**PROVIDED MATERIAL**

————

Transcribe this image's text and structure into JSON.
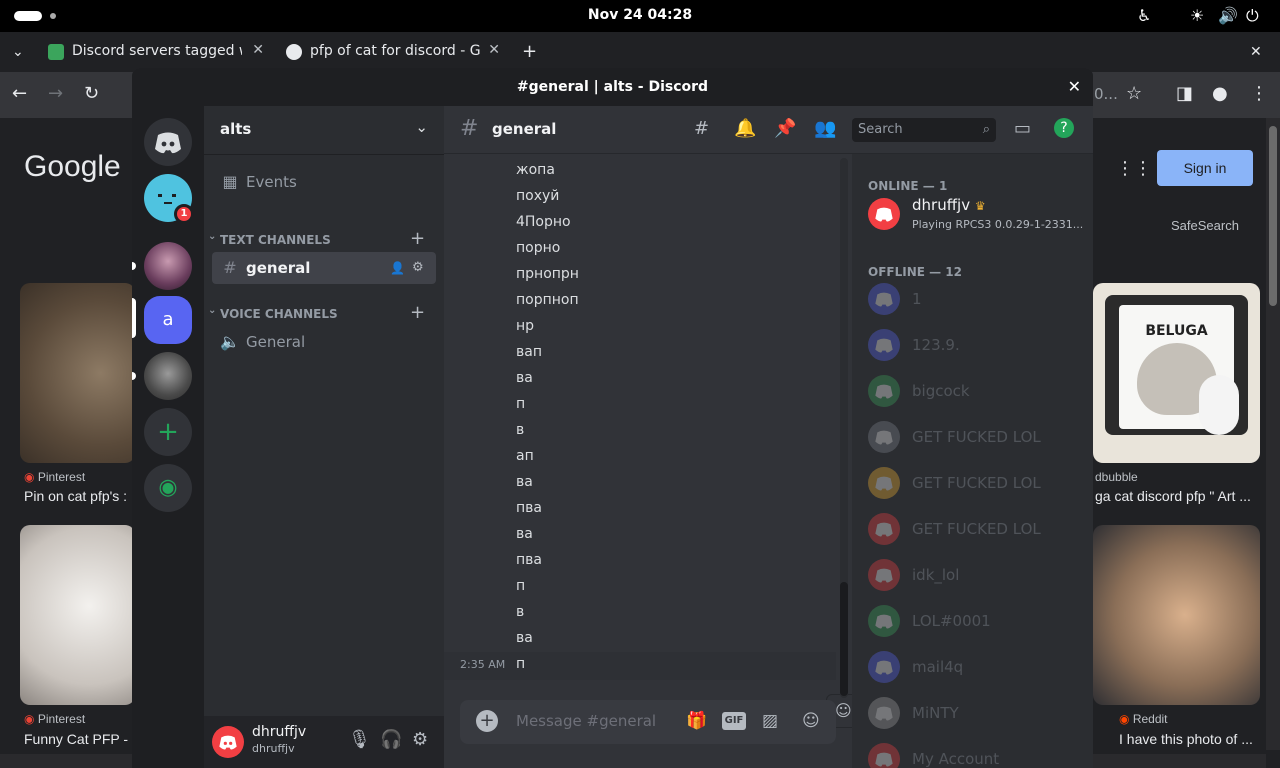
{
  "system": {
    "clock": "Nov 24  04:28",
    "icons": [
      "accessibility-icon",
      "brightness-icon",
      "volume-icon",
      "power-icon"
    ]
  },
  "browser": {
    "tabs": [
      {
        "title": "Discord servers tagged w",
        "favicon_color": "#3ba55c"
      },
      {
        "title": "pfp of cat for discord - G",
        "favicon_color": "#e8eaed"
      }
    ],
    "new_tab": "+",
    "close_window": "✕",
    "toolbar_icons": [
      "back-icon",
      "forward-icon",
      "reload-icon",
      "star-icon",
      "sidepanel-icon",
      "profile-icon",
      "menu-icon"
    ],
    "omnibox_fragment": "0..."
  },
  "google": {
    "logo": "Google",
    "signin": "Sign in",
    "safesearch": "SafeSearch",
    "results": [
      {
        "source": "Pinterest",
        "caption": "Pin on cat pfp's :"
      },
      {
        "source": "dbubble",
        "caption": "ga cat discord pfp \" Art ..."
      },
      {
        "source": "Pinterest",
        "caption": "Funny Cat PFP - I"
      },
      {
        "source": "Reddit",
        "caption": "I have this photo of ..."
      }
    ],
    "beluga_text": "BELUGA"
  },
  "discord": {
    "window_title": "#general | alts - Discord",
    "server_name": "alts",
    "guild_badge": "1",
    "guild_letter": "a",
    "events": "Events",
    "text_channels": "TEXT CHANNELS",
    "voice_channels": "VOICE CHANNELS",
    "channel_general": "general",
    "voice_general": "General",
    "user": {
      "name": "dhruffjv",
      "tag": "dhruffjv"
    },
    "header": {
      "channel": "general",
      "search_placeholder": "Search"
    },
    "messages": [
      "жопа",
      "похуй",
      "4Порно",
      "порно",
      "прнопрн",
      "порпноп",
      "нр",
      "вап",
      "ва",
      "п",
      "в",
      "ап",
      "ва",
      "пва",
      "ва",
      "пва",
      "п",
      "в",
      "ва",
      "п"
    ],
    "last_message_time": "2:35 AM",
    "composer_placeholder": "Message #general",
    "gif_label": "GIF",
    "online_header": "ONLINE — 1",
    "offline_header": "OFFLINE — 12",
    "online_members": [
      {
        "name": "dhruffjv",
        "activity": "Playing RPCS3 0.0.29-1-2331...",
        "color": "#f23f43"
      }
    ],
    "offline_members": [
      {
        "name": "1",
        "color": "#5865f2"
      },
      {
        "name": "123.9.",
        "color": "#5865f2"
      },
      {
        "name": "bigcock",
        "color": "#3ba55c"
      },
      {
        "name": "GET FUCKED LOL",
        "color": "#80848e"
      },
      {
        "name": "GET FUCKED LOL",
        "color": "#f0b232"
      },
      {
        "name": "GET FUCKED LOL",
        "color": "#f23f43"
      },
      {
        "name": "idk_lol",
        "color": "#f23f43"
      },
      {
        "name": "LOL#0001",
        "color": "#3ba55c"
      },
      {
        "name": "mail4q",
        "color": "#5865f2"
      },
      {
        "name": "MiNTY",
        "color": "#a0a0a0"
      },
      {
        "name": "My Account",
        "color": "#f23f43"
      }
    ]
  }
}
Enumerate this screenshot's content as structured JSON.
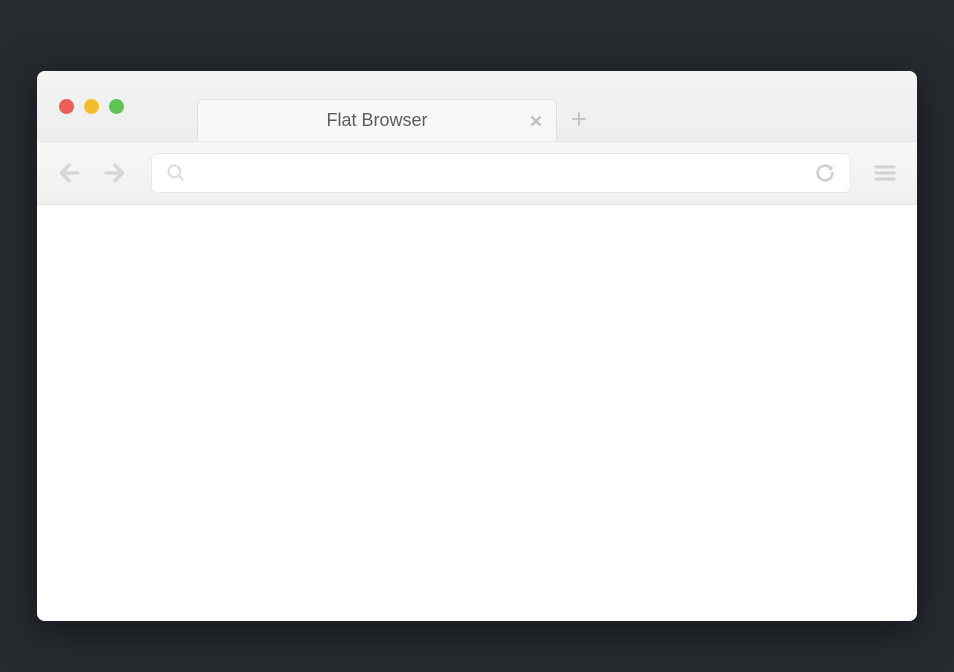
{
  "window": {
    "traffic_lights": {
      "red": "#ec5f57",
      "yellow": "#f5bc2f",
      "green": "#61c454"
    }
  },
  "tabs": [
    {
      "title": "Flat Browser"
    }
  ],
  "address_bar": {
    "value": "",
    "placeholder": ""
  },
  "icons": {
    "close": "close-icon",
    "new_tab": "plus-icon",
    "back": "arrow-left-icon",
    "forward": "arrow-right-icon",
    "search": "search-icon",
    "reload": "reload-icon",
    "menu": "hamburger-icon"
  }
}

————

**TASK DESCRIPTION**
Transcribe each entry precisely as given, leaving the pictures out.

**RESPONSE BELOW**
Transcribe this image's text and structure into JSON.
{
  "system": {
    "clock": "Nov 24  04:28",
    "icons": [
      "accessibility-icon",
      "brightness-icon",
      "volume-icon",
      "power-icon"
    ]
  },
  "browser": {
    "tabs": [
      {
        "title": "Discord servers tagged w",
        "favicon_color": "#3ba55c"
      },
      {
        "title": "pfp of cat for discord - G",
        "favicon_color": "#e8eaed"
      }
    ],
    "new_tab": "+",
    "close_window": "✕",
    "toolbar_icons": [
      "back-icon",
      "forward-icon",
      "reload-icon",
      "star-icon",
      "sidepanel-icon",
      "profile-icon",
      "menu-icon"
    ],
    "omnibox_fragment": "0..."
  },
  "google": {
    "logo": "Google",
    "signin": "Sign in",
    "safesearch": "SafeSearch",
    "results": [
      {
        "source": "Pinterest",
        "caption": "Pin on cat pfp's :"
      },
      {
        "source": "dbubble",
        "caption": "ga cat discord pfp \" Art ..."
      },
      {
        "source": "Pinterest",
        "caption": "Funny Cat PFP - I"
      },
      {
        "source": "Reddit",
        "caption": "I have this photo of ..."
      }
    ],
    "beluga_text": "BELUGA"
  },
  "discord": {
    "window_title": "#general | alts - Discord",
    "server_name": "alts",
    "guild_badge": "1",
    "guild_letter": "a",
    "events": "Events",
    "text_channels": "TEXT CHANNELS",
    "voice_channels": "VOICE CHANNELS",
    "channel_general": "general",
    "voice_general": "General",
    "user": {
      "name": "dhruffjv",
      "tag": "dhruffjv"
    },
    "header": {
      "channel": "general",
      "search_placeholder": "Search"
    },
    "messages": [
      "жопа",
      "похуй",
      "4Порно",
      "порно",
      "прнопрн",
      "порпноп",
      "нр",
      "вап",
      "ва",
      "п",
      "в",
      "ап",
      "ва",
      "пва",
      "ва",
      "пва",
      "п",
      "в",
      "ва",
      "п"
    ],
    "last_message_time": "2:35 AM",
    "composer_placeholder": "Message #general",
    "gif_label": "GIF",
    "online_header": "ONLINE — 1",
    "offline_header": "OFFLINE — 12",
    "online_members": [
      {
        "name": "dhruffjv",
        "activity": "Playing RPCS3 0.0.29-1-2331...",
        "color": "#f23f43"
      }
    ],
    "offline_members": [
      {
        "name": "1",
        "color": "#5865f2"
      },
      {
        "name": "123.9.",
        "color": "#5865f2"
      },
      {
        "name": "bigcock",
        "color": "#3ba55c"
      },
      {
        "name": "GET FUCKED LOL",
        "color": "#80848e"
      },
      {
        "name": "GET FUCKED LOL",
        "color": "#f0b232"
      },
      {
        "name": "GET FUCKED LOL",
        "color": "#f23f43"
      },
      {
        "name": "idk_lol",
        "color": "#f23f43"
      },
      {
        "name": "LOL#0001",
        "color": "#3ba55c"
      },
      {
        "name": "mail4q",
        "color": "#5865f2"
      },
      {
        "name": "MiNTY",
        "color": "#a0a0a0"
      },
      {
        "name": "My Account",
        "color": "#f23f43"
      }
    ]
  }
}
Enumerate this screenshot's content as structured JSON.
{
  "window": {
    "traffic_lights": {
      "red": "#ec5f57",
      "yellow": "#f5bc2f",
      "green": "#61c454"
    }
  },
  "tabs": [
    {
      "title": "Flat Browser"
    }
  ],
  "address_bar": {
    "value": "",
    "placeholder": ""
  },
  "icons": {
    "close": "close-icon",
    "new_tab": "plus-icon",
    "back": "arrow-left-icon",
    "forward": "arrow-right-icon",
    "search": "search-icon",
    "reload": "reload-icon",
    "menu": "hamburger-icon"
  }
}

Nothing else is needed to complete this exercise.